Just because people you agree with are outraged, doesn't mean they have good reason, and maybe they do!...but it's the "boy cried wolf" thing...if you're mad about everything he does, how can we tell when he deserves it?


We aren't the same, it seems.

I lack the sort of serf mentality that would allow me to follow orders, regulations, rules, mandates, whatever promulgated by beneficence all-knowing bureaucrats in Zhongnanhai...er, Washington.

I actually have the sort of self-esteem that the Founders saw in their fellow countrymen.

I'm sure you enjoy the warm embrace of the herd, the collective.

Be well.
 
Last edited:
In the following we see the damage that Franklin Roosevelt did to the Founder's dream of a nation of and for free people.


10. "... the authors have to some extent accepted one of the basic premises of judicial activism: the idea that the Constitution is primarilyaboutrights. It isn’t.

- _Items from a data source_:
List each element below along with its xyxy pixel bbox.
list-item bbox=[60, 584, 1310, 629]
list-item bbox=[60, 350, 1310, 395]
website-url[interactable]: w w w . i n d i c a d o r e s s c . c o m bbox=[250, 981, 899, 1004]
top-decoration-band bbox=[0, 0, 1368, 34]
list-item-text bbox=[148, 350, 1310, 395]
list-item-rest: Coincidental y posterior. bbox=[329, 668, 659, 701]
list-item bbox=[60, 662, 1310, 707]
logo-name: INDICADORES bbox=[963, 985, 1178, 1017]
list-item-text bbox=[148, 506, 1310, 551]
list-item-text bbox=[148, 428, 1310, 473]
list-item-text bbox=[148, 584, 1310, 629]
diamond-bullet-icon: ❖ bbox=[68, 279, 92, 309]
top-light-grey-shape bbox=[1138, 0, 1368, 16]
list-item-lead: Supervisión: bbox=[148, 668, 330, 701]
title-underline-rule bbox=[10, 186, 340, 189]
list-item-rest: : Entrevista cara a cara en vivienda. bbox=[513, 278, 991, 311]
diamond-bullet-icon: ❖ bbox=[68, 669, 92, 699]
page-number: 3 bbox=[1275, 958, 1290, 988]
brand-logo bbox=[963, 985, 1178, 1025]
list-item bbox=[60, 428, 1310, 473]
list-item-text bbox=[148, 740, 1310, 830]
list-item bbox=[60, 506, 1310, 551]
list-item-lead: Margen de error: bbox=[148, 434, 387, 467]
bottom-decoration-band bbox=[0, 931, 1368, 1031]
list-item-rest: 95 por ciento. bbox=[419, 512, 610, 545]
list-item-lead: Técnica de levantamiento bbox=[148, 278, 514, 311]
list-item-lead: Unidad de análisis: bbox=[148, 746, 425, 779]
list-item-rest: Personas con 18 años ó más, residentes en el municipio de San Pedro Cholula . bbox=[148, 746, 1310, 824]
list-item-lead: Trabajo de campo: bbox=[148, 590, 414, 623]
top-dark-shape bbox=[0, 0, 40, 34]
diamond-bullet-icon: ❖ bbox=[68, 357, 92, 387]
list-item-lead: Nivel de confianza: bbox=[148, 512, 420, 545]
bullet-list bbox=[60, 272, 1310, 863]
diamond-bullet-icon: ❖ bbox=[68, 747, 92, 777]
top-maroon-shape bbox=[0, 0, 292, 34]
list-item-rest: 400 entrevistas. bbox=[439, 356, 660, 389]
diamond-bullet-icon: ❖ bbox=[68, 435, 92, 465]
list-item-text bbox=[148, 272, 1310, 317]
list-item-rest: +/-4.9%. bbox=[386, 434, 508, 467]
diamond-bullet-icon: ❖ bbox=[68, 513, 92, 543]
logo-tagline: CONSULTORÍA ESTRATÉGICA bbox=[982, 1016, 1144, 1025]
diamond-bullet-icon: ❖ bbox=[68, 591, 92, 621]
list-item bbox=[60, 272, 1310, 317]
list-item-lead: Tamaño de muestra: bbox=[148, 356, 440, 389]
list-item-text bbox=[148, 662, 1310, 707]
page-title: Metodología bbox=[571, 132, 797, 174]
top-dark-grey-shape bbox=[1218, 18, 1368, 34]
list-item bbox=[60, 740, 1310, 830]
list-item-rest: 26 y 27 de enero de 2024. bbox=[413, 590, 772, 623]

- _Required action 1_:
Answer these questions from the text on the Founders:
(a) What saying does the writer use when warning about being mad about everything he does?
(b) What kind of self-esteem does the writer claim to have?
(c) Who does the text say damaged the Founders' dream of a nation of and for free people?
- _Required action 2_:
Extend the text on the Founders past its final sentence, "It isn't."
The lines are a separate set of material and are not connected to the text on the Founders.

- _Expected output 1_:
(a) The "boy cried wolf" saying.
(b) The sort of self-esteem that the Founders saw in their fellow countrymen.
(c) Franklin Roosevelt.

- _Expected output 2_:
The Constitution is a structural document—its purpose is to create a central government and simultaneously to limit that government’s scope. The document’s framers cared deeply about rights, but they believed that the best way to protect Americans’ rights was to limit the power of the federal government. The right to local self-government—ultimately enshrined in the Tenth Amendment—was the right that would safeguard all others. Though the Paulsens rightly identify federalism as one of the Constitution’s core themes in the book’s early chapters, they shy away from states’ rights throughout the historical narrative.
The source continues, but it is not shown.